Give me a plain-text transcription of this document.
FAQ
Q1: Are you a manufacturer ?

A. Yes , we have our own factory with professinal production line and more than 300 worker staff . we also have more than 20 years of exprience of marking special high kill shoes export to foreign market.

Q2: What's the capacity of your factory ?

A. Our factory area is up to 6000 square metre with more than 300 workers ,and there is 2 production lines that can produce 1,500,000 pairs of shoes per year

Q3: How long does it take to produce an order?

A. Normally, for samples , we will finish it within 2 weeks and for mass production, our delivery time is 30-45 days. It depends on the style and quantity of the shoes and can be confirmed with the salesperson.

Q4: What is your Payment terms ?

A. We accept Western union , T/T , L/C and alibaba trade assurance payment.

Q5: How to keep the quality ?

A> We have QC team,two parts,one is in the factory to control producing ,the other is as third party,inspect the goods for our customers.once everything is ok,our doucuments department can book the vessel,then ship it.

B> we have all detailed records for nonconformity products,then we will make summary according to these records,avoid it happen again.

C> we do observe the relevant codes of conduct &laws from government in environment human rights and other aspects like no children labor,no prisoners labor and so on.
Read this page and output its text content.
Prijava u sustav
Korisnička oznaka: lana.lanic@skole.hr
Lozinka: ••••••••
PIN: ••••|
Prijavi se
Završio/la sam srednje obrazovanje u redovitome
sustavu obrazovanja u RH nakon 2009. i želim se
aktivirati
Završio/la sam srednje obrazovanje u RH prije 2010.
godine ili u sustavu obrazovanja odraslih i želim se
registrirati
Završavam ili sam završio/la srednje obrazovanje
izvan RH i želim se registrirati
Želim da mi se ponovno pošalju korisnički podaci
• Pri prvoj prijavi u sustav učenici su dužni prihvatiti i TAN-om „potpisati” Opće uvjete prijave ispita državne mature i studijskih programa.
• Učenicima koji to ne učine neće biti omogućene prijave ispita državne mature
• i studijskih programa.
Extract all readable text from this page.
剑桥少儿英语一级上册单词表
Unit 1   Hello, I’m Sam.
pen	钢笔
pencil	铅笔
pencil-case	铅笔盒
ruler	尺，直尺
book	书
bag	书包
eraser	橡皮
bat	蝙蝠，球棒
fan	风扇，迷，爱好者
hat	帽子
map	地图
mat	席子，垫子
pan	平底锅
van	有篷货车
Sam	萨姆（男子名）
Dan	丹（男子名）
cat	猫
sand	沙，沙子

** Short problem **
Collect each line containing the string "will".

** Solution for this exercise **
A. Normally, for samples , we will finish it within 2 weeks and for mass production, our delivery time is 30-45 days. It depends on the style and quantity of the shoes and can be confirmed with the salesperson.
B> we have all detailed records for nonconformity products,then we will make summary according to these records,avoid it happen again.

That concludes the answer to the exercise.